Goal: Omit images. Retype all entries verbatim.
++++ Supplied data ++++
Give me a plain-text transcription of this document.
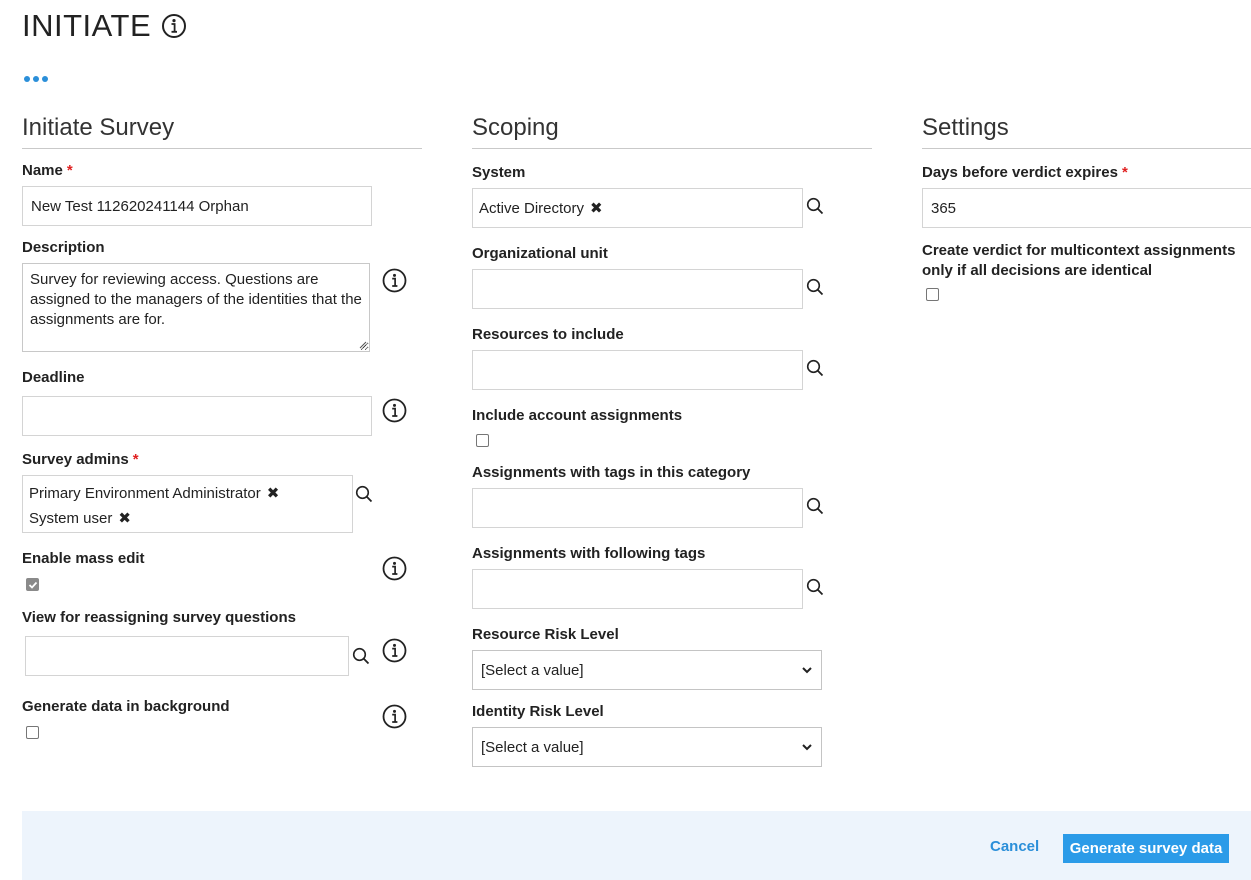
INITIATE
Initiate Survey
Name *
New Test 112620241144 Orphan
Description
Survey for reviewing access. Questions are assigned to the managers of the identities that the assignments are for.
Deadline
Survey admins *
Primary Environment Administrator ✖

System user ✖
Enable mass edit
View for reassigning survey questions
Generate data in background
Scoping
System
Active Directory ✖
Organizational unit
Resources to include
Include account assignments
Assignments with tags in this category
Assignments with following tags
Resource Risk Level
[Select a value]
Identity Risk Level
[Select a value]
Settings
Days before verdict expires *
365
Create verdict for multicontext assignments only if all decisions are identical
Cancel	Generate survey data
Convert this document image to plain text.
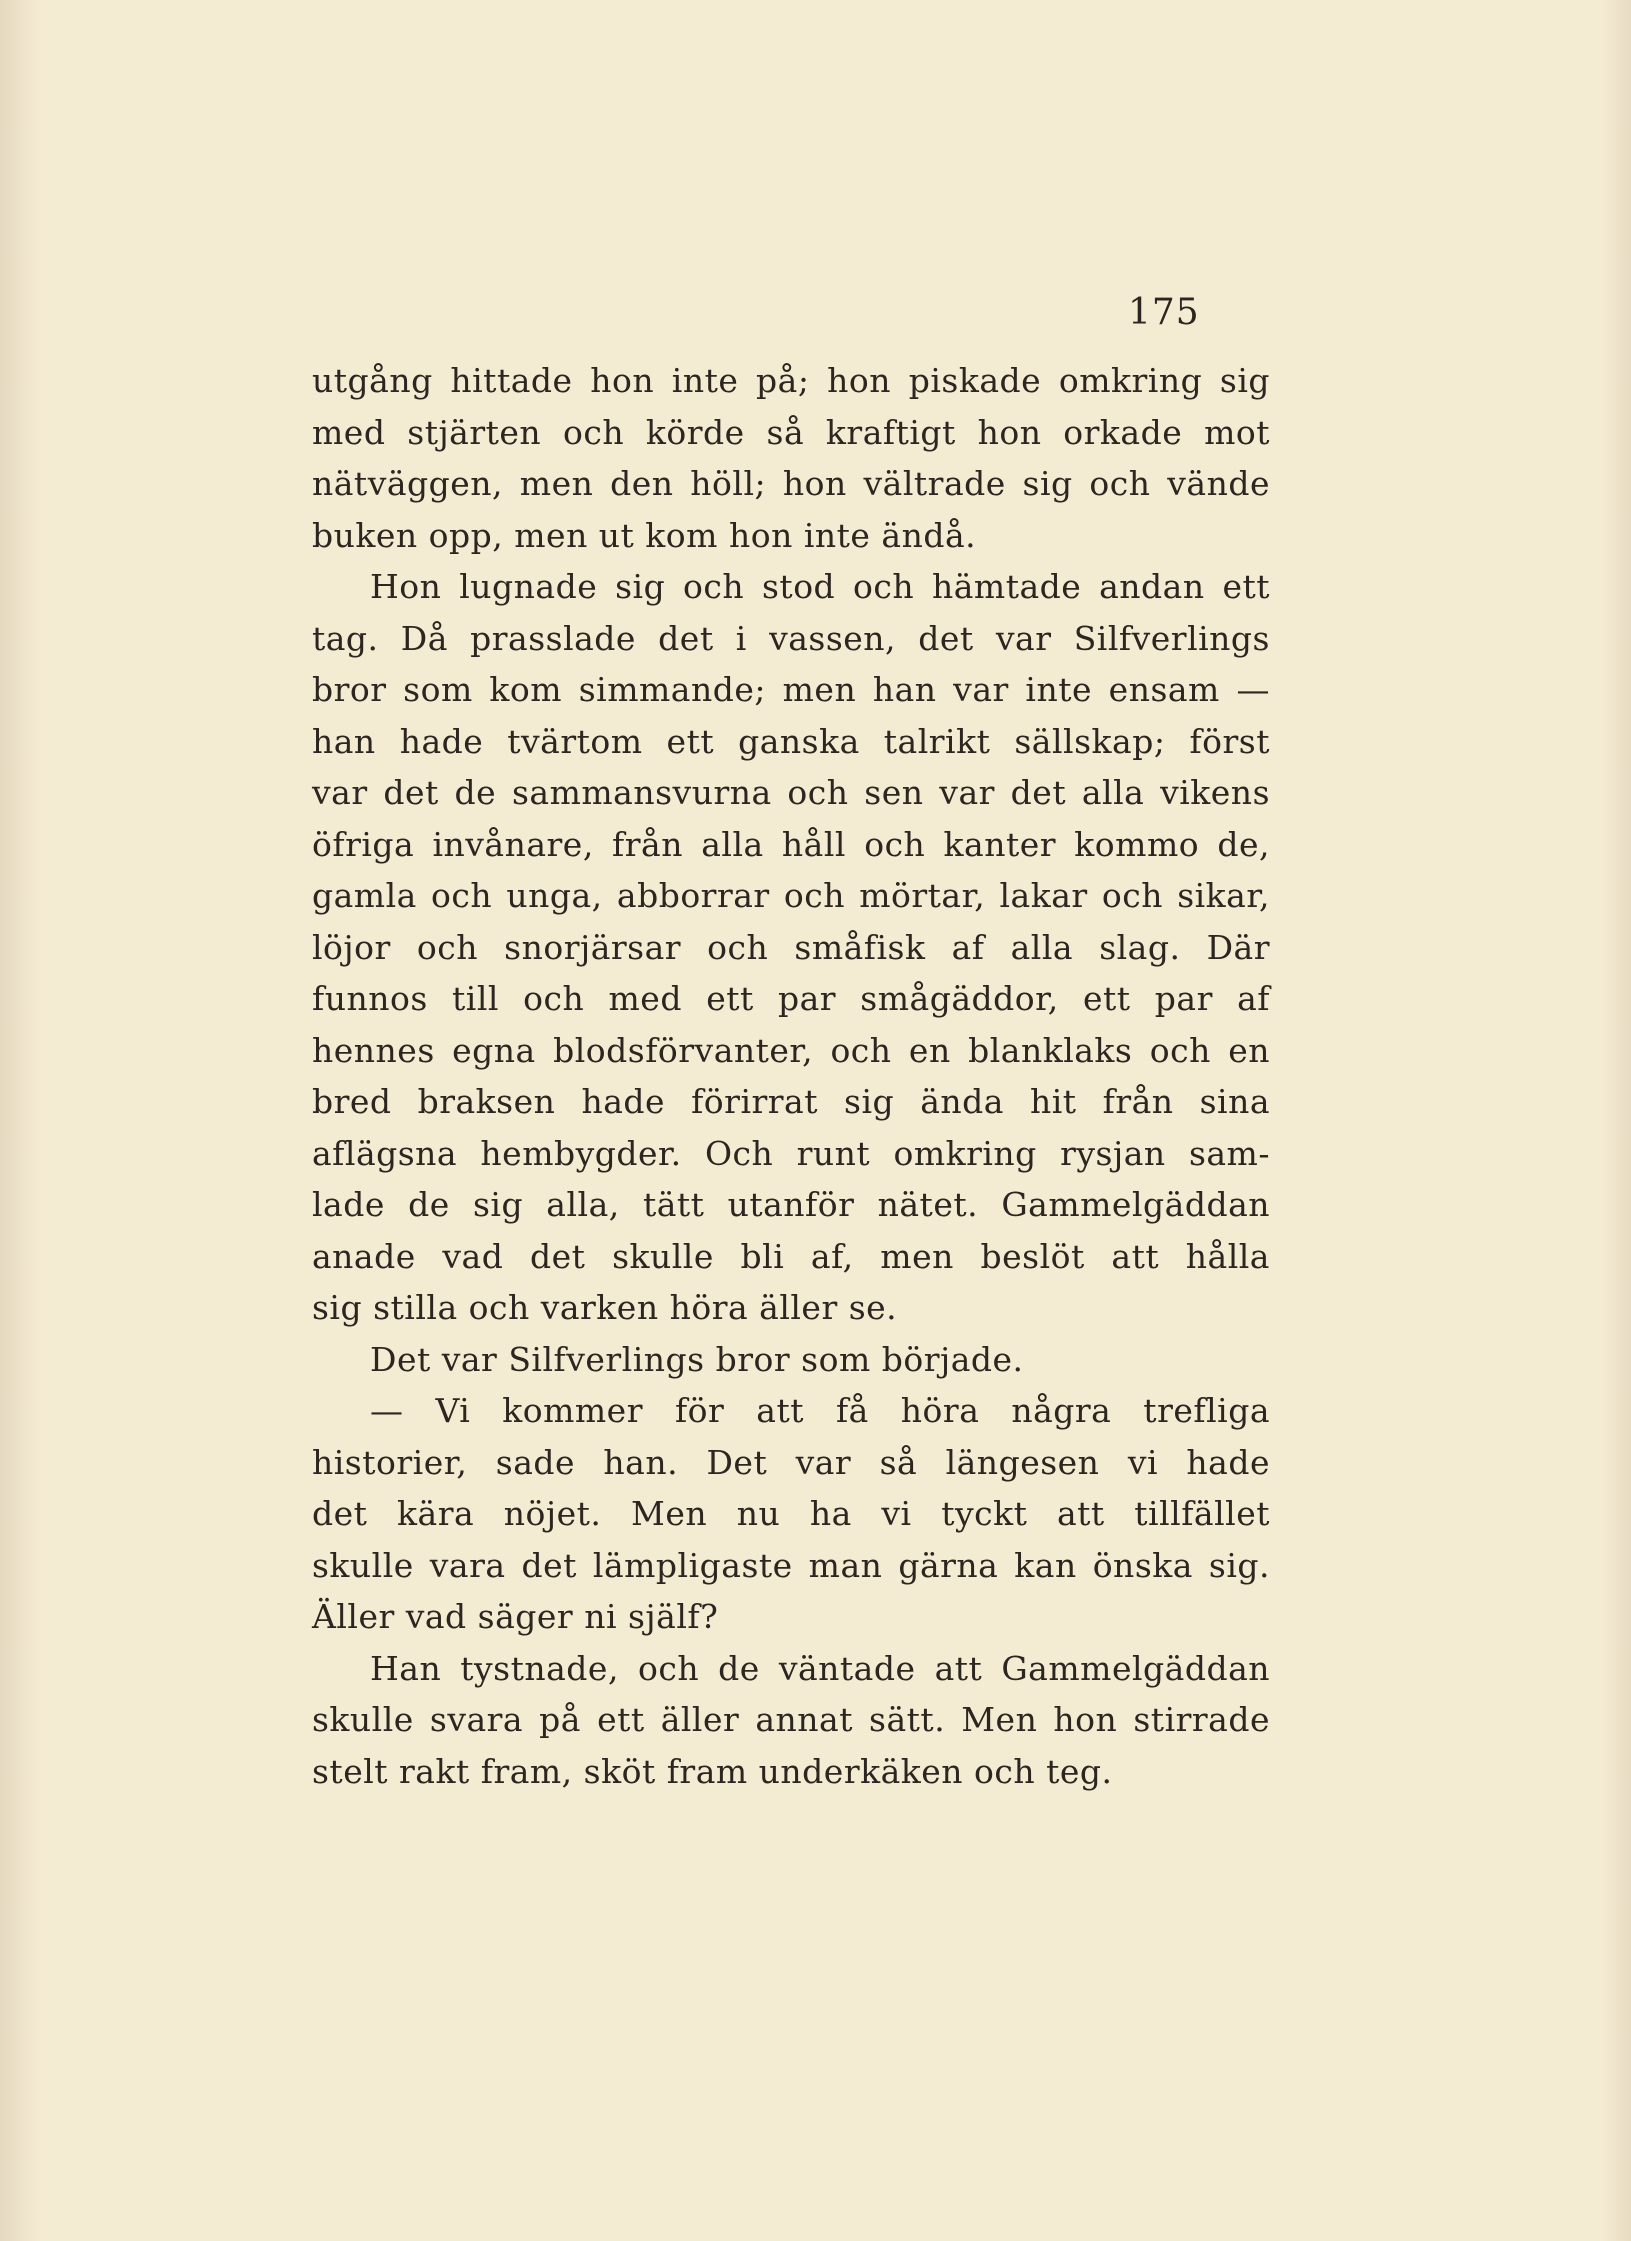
175
utgång hittade hon inte på; hon piskade omkring sig
med stjärten och körde så kraftigt hon orkade mot
nätväggen, men den höll; hon vältrade sig och vände
buken opp, men ut kom hon inte ändå.
Hon lugnade sig och stod och hämtade andan ett
tag. Då prasslade det i vassen, det var Silfverlings
bror som kom simmande; men han var inte ensam —
han hade tvärtom ett ganska talrikt sällskap; först
var det de sammansvurna och sen var det alla vikens
öfriga invånare, från alla håll och kanter kommo de,
gamla och unga, abborrar och mörtar, lakar och sikar,
löjor och snorjärsar och småfisk af alla slag. Där
funnos till och med ett par smågäddor, ett par af
hennes egna blodsförvanter, och en blanklaks och en
bred braksen hade förirrat sig ända hit från sina
aflägsna hembygder. Och runt omkring rysjan sam-
lade de sig alla, tätt utanför nätet. Gammelgäddan
anade vad det skulle bli af, men beslöt att hålla
sig stilla och varken höra äller se.
Det var Silfverlings bror som började.
— Vi kommer för att få höra några trefliga
historier, sade han. Det var så längesen vi hade
det kära nöjet. Men nu ha vi tyckt att tillfället
skulle vara det lämpligaste man gärna kan önska sig.
Äller vad säger ni själf?
Han tystnade, och de väntade att Gammelgäddan
skulle svara på ett äller annat sätt. Men hon stirrade
stelt rakt fram, sköt fram underkäken och teg.
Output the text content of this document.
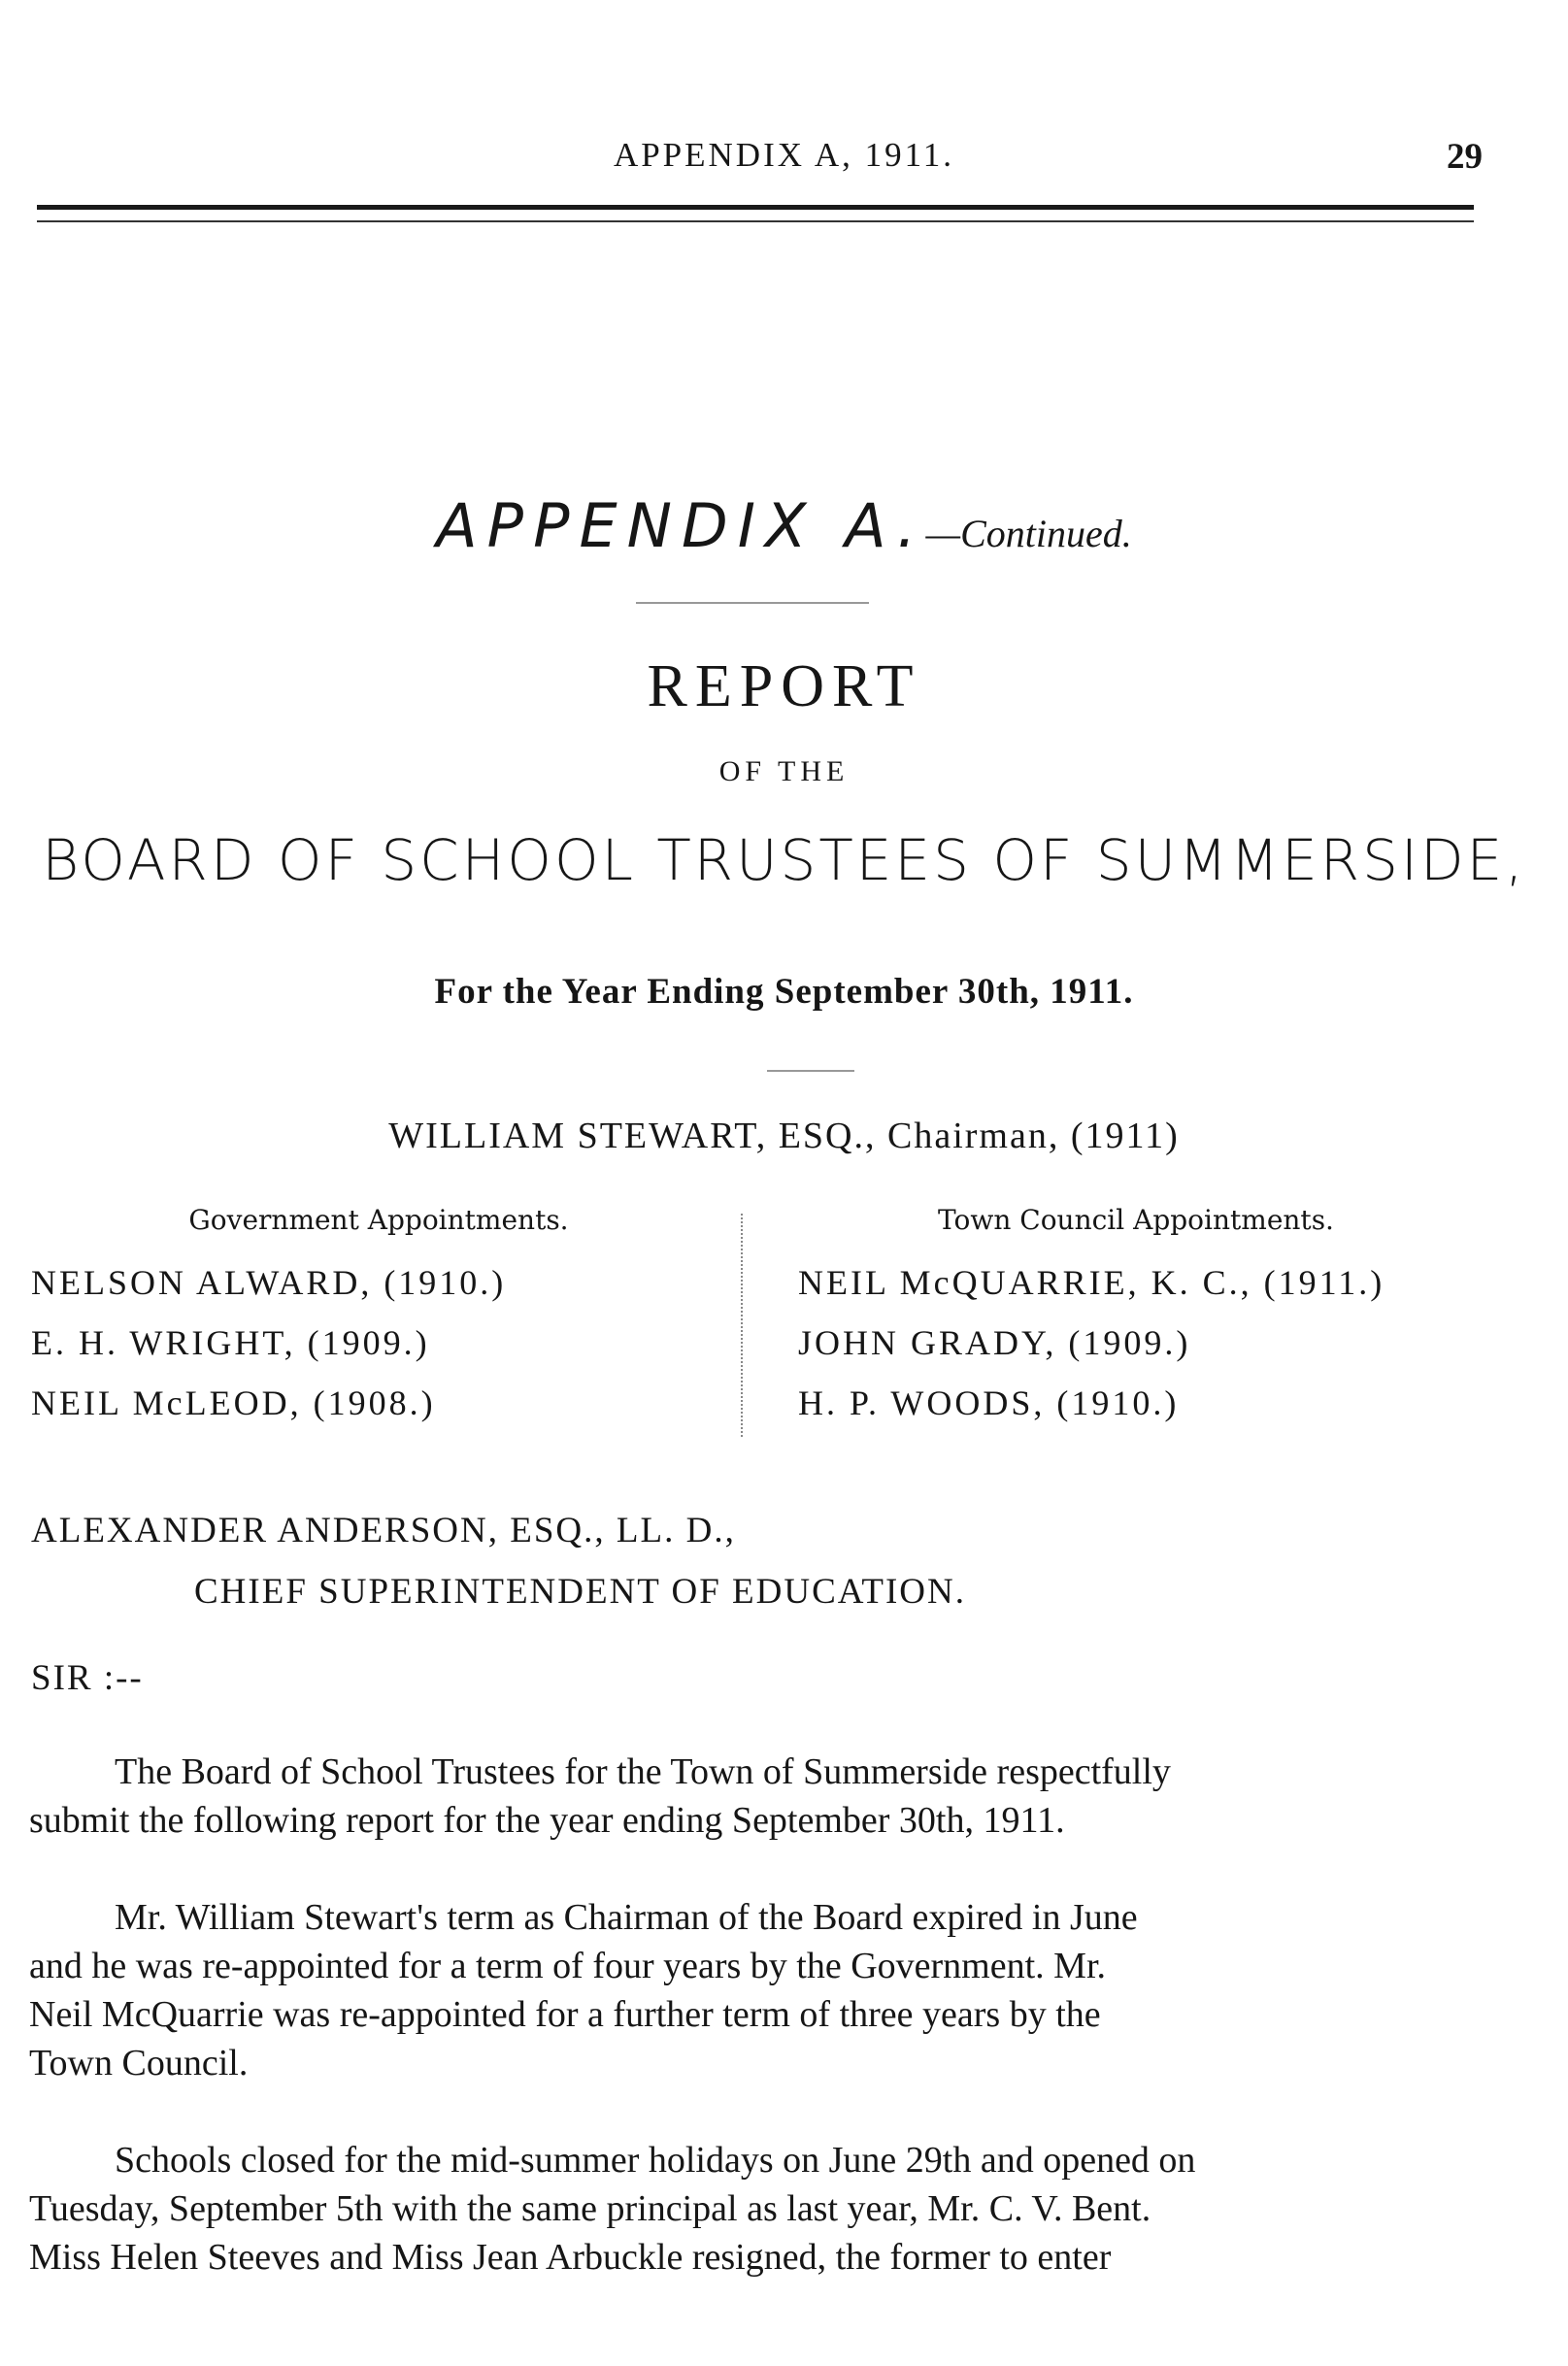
APPENDIX A, 1911.	29
APPENDIX A.—Continued.
REPORT
OF THE
BOARD OF SCHOOL TRUSTEES OF SUMMERSIDE,
For the Year Ending September 30th, 1911.
WILLIAM STEWART, ESQ., Chairman, (1911)
Government Appointments.	Town Council Appointments.
NELSON ALWARD, (1910.)
E. H. WRIGHT, (1909.)
NEIL McLEOD, (1908.)
NEIL McQUARRIE, K. C., (1911.)
JOHN GRADY, (1909.)
H. P. WOODS, (1910.)
ALEXANDER ANDERSON, ESQ., LL. D.,
CHIEF SUPERINTENDENT OF EDUCATION.
SIR :--
The Board of School Trustees for the Town of Summerside respectfully
submit the following report for the year ending September 30th, 1911.
Mr. William Stewart's term as Chairman of the Board expired in June
and he was re-appointed for a term of four years by the Government. Mr.
Neil McQuarrie was re-appointed for a further term of three years by the
Town Council.
Schools closed for the mid-summer holidays on June 29th and opened on
Tuesday, September 5th with the same principal as last year, Mr. C. V. Bent.
Miss Helen Steeves and Miss Jean Arbuckle resigned, the former to enter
++++
Task solution:
Give me a plain-text transcription of this document.
INITIATE
Initiate Survey
Name *
New Test 112620241144 Orphan
Description
Survey for reviewing access. Questions are assigned to the managers of the identities that the assignments are for.
Deadline
Survey admins *
Primary Environment Administrator ✖

System user ✖
Enable mass edit
View for reassigning survey questions
Generate data in background
Scoping
System
Active Directory ✖
Organizational unit
Resources to include
Include account assignments
Assignments with tags in this category
Assignments with following tags
Resource Risk Level
[Select a value]
Identity Risk Level
[Select a value]
Settings
Days before verdict expires *
365
Create verdict for multicontext assignments only if all decisions are identical
Cancel	Generate survey data
Convert this document image to plain text.
175
utgång hittade hon inte på; hon piskade omkring sig
med stjärten och körde så kraftigt hon orkade mot
nätväggen, men den höll; hon vältrade sig och vände
buken opp, men ut kom hon inte ändå.
Hon lugnade sig och stod och hämtade andan ett
tag. Då prasslade det i vassen, det var Silfverlings
bror som kom simmande; men han var inte ensam —
han hade tvärtom ett ganska talrikt sällskap; först
var det de sammansvurna och sen var det alla vikens
öfriga invånare, från alla håll och kanter kommo de,
gamla och unga, abborrar och mörtar, lakar och sikar,
löjor och snorjärsar och småfisk af alla slag. Där
funnos till och med ett par smågäddor, ett par af
hennes egna blodsförvanter, och en blanklaks och en
bred braksen hade förirrat sig ända hit från sina
aflägsna hembygder. Och runt omkring rysjan sam-
lade de sig alla, tätt utanför nätet. Gammelgäddan
anade vad det skulle bli af, men beslöt att hålla
sig stilla och varken höra äller se.
Det var Silfverlings bror som började.
— Vi kommer för att få höra några trefliga
historier, sade han. Det var så längesen vi hade
det kära nöjet. Men nu ha vi tyckt att tillfället
skulle vara det lämpligaste man gärna kan önska sig.
Äller vad säger ni själf?
Han tystnade, och de väntade att Gammelgäddan
skulle svara på ett äller annat sätt. Men hon stirrade
stelt rakt fram, sköt fram underkäken och teg.
Output the text content of this document.
APPENDIX A, 1911.	29
APPENDIX A.—Continued.
REPORT
OF THE
BOARD OF SCHOOL TRUSTEES OF SUMMERSIDE,
For the Year Ending September 30th, 1911.
WILLIAM STEWART, ESQ., Chairman, (1911)
Government Appointments.	Town Council Appointments.
NELSON ALWARD, (1910.)
E. H. WRIGHT, (1909.)
NEIL McLEOD, (1908.)
NEIL McQUARRIE, K. C., (1911.)
JOHN GRADY, (1909.)
H. P. WOODS, (1910.)
ALEXANDER ANDERSON, ESQ., LL. D.,
CHIEF SUPERINTENDENT OF EDUCATION.
SIR :--
The Board of School Trustees for the Town of Summerside respectfully
submit the following report for the year ending September 30th, 1911.
Mr. William Stewart's term as Chairman of the Board expired in June
and he was re-appointed for a term of four years by the Government. Mr.
Neil McQuarrie was re-appointed for a further term of three years by the
Town Council.
Schools closed for the mid-summer holidays on June 29th and opened on
Tuesday, September 5th with the same principal as last year, Mr. C. V. Bent.
Miss Helen Steeves and Miss Jean Arbuckle resigned, the former to enter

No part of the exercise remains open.